▶ Extrait:
··········
Ensuite est développé un concept aussi nouveau que vieux comme le monde, qui est dit ici « assurantiel » : en gros, en cas de restriction, il suffirait de payer pour avoir des libertés (« Si je préfère malgré tout disposer de ma liberté d'aller et venir, et que je sors effectivement de chez moi, il est légitime que j'assume en contrepartie une fraction du surcoût payé par la société du fait de l'épidémie »). Système décrit comme « plus juste » et « moins binaire ».
Evidemment est exposé ensuite en quoi en France quand même on est bien gênés pour mettre en place ces réformes.
··········
[Entrées de données enregistrées]
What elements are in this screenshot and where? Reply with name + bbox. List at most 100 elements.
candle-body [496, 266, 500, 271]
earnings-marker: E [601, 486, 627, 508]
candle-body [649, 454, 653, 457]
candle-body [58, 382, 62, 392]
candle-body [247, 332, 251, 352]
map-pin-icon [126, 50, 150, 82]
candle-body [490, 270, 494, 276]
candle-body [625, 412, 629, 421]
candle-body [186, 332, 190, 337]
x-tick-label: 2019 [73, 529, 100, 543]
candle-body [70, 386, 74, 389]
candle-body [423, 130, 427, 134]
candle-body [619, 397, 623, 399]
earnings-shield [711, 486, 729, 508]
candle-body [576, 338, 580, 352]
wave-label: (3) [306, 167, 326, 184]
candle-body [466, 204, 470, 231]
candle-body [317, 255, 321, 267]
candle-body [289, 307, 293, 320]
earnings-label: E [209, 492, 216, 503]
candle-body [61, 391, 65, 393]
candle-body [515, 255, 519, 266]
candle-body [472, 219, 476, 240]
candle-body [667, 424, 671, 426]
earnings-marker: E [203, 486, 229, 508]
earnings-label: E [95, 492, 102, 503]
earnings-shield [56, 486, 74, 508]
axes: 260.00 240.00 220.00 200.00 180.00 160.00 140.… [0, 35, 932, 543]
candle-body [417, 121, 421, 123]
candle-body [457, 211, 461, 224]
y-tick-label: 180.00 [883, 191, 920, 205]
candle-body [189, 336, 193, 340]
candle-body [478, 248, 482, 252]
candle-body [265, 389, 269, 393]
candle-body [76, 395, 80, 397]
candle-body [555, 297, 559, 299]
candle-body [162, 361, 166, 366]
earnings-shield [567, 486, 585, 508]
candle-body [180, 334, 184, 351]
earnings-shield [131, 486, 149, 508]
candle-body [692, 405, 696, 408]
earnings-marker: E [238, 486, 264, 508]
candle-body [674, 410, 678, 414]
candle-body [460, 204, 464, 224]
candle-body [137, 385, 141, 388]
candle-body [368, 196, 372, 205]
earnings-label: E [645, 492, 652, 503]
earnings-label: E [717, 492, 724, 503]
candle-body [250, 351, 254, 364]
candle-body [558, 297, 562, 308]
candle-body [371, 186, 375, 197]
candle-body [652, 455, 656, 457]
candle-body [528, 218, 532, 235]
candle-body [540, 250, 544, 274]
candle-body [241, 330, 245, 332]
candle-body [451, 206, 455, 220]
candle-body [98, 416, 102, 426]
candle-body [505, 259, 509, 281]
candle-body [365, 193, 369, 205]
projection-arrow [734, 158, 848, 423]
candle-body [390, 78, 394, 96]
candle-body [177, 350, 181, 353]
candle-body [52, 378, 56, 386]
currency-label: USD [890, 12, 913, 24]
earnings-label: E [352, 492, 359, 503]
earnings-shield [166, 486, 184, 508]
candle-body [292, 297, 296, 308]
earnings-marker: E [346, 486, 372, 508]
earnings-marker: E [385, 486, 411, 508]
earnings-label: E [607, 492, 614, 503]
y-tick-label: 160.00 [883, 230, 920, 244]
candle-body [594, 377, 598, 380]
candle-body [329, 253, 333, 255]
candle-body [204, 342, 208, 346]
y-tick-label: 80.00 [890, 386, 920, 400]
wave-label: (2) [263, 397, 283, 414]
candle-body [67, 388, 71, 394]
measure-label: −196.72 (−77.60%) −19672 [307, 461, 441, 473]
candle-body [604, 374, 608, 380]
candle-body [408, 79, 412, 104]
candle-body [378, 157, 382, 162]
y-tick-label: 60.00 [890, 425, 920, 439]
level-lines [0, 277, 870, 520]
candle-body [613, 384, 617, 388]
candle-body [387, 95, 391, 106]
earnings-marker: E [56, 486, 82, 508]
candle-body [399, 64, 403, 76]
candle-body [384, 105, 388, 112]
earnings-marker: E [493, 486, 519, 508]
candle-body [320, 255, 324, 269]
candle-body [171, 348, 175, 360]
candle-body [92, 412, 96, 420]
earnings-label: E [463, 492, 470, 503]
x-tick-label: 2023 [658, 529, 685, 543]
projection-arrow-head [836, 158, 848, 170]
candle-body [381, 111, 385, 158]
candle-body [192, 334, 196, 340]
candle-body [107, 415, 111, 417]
··········
Reproduisez fidèlement l'extrait sur le concept assurantiel, de « Ensuite est développé » à « place ces réformes. ». Les données n'ont aucun rôle à jouer ici.

Ensuite est développé un concept aussi nouveau que vieux comme le monde, qui est dit ici « assurantiel » : en gros, en cas de restriction, il suffirait de payer pour avoir des libertés (« Si je préfère malgré tout disposer de ma liberté d'aller et venir, et que je sors effectivement de chez moi, il est légitime que j'assume en contrepartie une fraction du surcoût payé par la société du fait de l'épidémie »). Système décrit comme « plus juste » et « moins binaire ».
Evidemment est exposé ensuite en quoi en France quand même on est bien gênés pour mettre en place ces réformes.